----- Input -----
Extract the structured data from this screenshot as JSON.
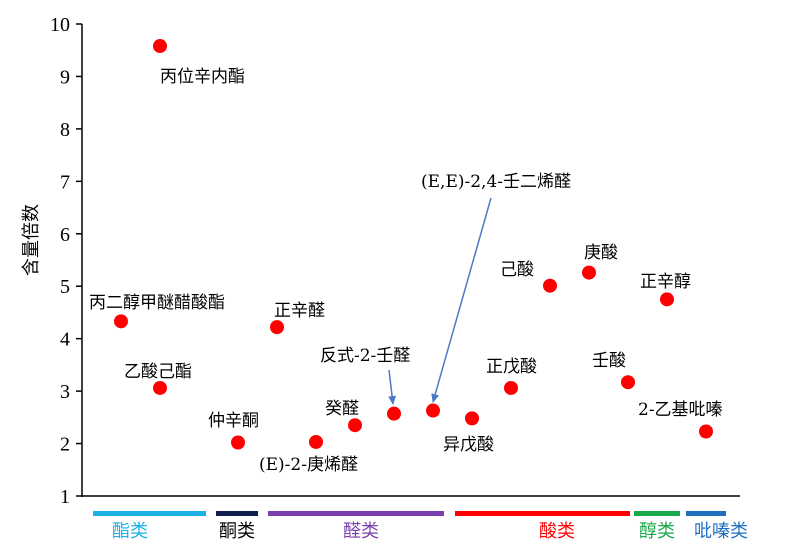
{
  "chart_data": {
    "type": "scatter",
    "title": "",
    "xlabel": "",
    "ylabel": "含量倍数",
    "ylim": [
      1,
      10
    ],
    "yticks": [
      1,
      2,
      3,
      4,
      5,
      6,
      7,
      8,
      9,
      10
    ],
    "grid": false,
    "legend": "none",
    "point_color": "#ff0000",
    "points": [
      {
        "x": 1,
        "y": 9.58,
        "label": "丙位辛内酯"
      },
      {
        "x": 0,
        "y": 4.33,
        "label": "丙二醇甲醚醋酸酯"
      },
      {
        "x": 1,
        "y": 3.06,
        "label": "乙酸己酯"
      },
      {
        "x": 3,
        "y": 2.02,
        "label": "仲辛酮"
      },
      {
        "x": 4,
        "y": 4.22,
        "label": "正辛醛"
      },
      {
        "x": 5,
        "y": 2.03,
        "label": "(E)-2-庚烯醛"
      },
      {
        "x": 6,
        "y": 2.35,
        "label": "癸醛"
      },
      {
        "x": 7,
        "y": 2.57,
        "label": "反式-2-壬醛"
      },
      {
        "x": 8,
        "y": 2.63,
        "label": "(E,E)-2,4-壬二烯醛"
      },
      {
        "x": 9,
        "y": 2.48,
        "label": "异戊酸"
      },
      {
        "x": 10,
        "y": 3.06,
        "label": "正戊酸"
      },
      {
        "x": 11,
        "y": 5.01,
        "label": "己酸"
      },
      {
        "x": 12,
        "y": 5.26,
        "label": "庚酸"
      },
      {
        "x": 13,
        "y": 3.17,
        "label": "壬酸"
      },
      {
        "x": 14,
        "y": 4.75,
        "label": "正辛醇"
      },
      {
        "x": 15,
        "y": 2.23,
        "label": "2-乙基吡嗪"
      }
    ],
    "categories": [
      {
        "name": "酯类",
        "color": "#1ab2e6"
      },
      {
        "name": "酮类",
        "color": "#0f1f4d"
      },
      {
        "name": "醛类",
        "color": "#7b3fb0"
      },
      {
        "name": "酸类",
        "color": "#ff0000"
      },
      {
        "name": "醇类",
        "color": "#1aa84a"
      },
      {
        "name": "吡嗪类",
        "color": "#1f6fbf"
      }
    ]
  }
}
-----
----- Input -----
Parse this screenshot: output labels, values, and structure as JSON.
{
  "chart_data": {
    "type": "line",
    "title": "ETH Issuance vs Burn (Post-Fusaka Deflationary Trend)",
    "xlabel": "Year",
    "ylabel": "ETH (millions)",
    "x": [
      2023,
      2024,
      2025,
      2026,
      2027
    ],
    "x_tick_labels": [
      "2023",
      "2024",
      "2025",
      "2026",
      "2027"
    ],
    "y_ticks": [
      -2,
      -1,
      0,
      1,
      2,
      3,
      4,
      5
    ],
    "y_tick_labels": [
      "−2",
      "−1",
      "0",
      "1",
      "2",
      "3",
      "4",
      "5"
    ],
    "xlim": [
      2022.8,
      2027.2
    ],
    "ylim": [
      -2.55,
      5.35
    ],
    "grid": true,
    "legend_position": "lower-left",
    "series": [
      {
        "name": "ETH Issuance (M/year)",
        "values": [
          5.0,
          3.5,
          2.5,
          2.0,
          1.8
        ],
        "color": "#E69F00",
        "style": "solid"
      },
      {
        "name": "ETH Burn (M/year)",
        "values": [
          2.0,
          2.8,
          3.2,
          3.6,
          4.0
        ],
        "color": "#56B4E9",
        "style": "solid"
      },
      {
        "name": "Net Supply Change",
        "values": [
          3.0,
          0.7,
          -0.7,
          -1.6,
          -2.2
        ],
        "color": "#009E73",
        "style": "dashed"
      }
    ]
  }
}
-----
Given problem
Locate all lines that include the word "JSON" and copy them out.

Result
Extract the structured data from this screenshot as JSON.
Parse this screenshot: output labels, values, and structure as JSON.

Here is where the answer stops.